* [TASK]:
Please repeat all of the listing exactly.

[Dataset excerpts]
▼

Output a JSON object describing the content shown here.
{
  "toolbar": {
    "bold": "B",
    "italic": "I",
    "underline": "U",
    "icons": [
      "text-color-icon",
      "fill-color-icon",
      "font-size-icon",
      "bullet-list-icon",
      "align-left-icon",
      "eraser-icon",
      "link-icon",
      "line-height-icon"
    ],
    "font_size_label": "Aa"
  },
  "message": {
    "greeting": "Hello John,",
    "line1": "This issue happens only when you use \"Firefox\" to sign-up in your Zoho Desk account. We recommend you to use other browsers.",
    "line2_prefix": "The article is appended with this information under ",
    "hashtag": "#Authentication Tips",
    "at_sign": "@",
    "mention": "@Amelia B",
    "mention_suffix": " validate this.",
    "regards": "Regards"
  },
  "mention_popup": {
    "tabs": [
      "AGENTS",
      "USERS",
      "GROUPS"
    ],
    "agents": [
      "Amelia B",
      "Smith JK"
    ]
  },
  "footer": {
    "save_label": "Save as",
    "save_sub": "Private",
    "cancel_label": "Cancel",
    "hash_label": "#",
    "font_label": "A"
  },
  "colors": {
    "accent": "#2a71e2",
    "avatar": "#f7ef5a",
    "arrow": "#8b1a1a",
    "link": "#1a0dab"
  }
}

▲

* [EXERCISE RESULT]:
Output a JSON object describing the content shown here.
{
  "toolbar": {
    "bold": "B",
    "italic": "I",
    "underline": "U",
    "icons": [
      "text-color-icon",
      "fill-color-icon",
      "font-size-icon",
      "bullet-list-icon",
      "align-left-icon",
      "eraser-icon",
      "link-icon",
      "line-height-icon"
    ],
    "font_size_label": "Aa"
  },
  "message": {
    "greeting": "Hello John,",
    "line1": "This issue happens only when you use \"Firefox\" to sign-up in your Zoho Desk account. We recommend you to use other browsers.",
    "line2_prefix": "The article is appended with this information under ",
    "hashtag": "#Authentication Tips",
    "at_sign": "@",
    "mention": "@Amelia B",
    "mention_suffix": " validate this.",
    "regards": "Regards"
  },
  "mention_popup": {
    "tabs": [
      "AGENTS",
      "USERS",
      "GROUPS"
    ],
    "agents": [
      "Amelia B",
      "Smith JK"
    ]
  },
  "footer": {
    "save_label": "Save as",
    "save_sub": "Private",
    "cancel_label": "Cancel",
    "hash_label": "#",
    "font_label": "A"
  },
  "colors": {
    "accent": "#2a71e2",
    "avatar": "#f7ef5a",
    "arrow": "#8b1a1a",
    "link": "#1a0dab"
  }
}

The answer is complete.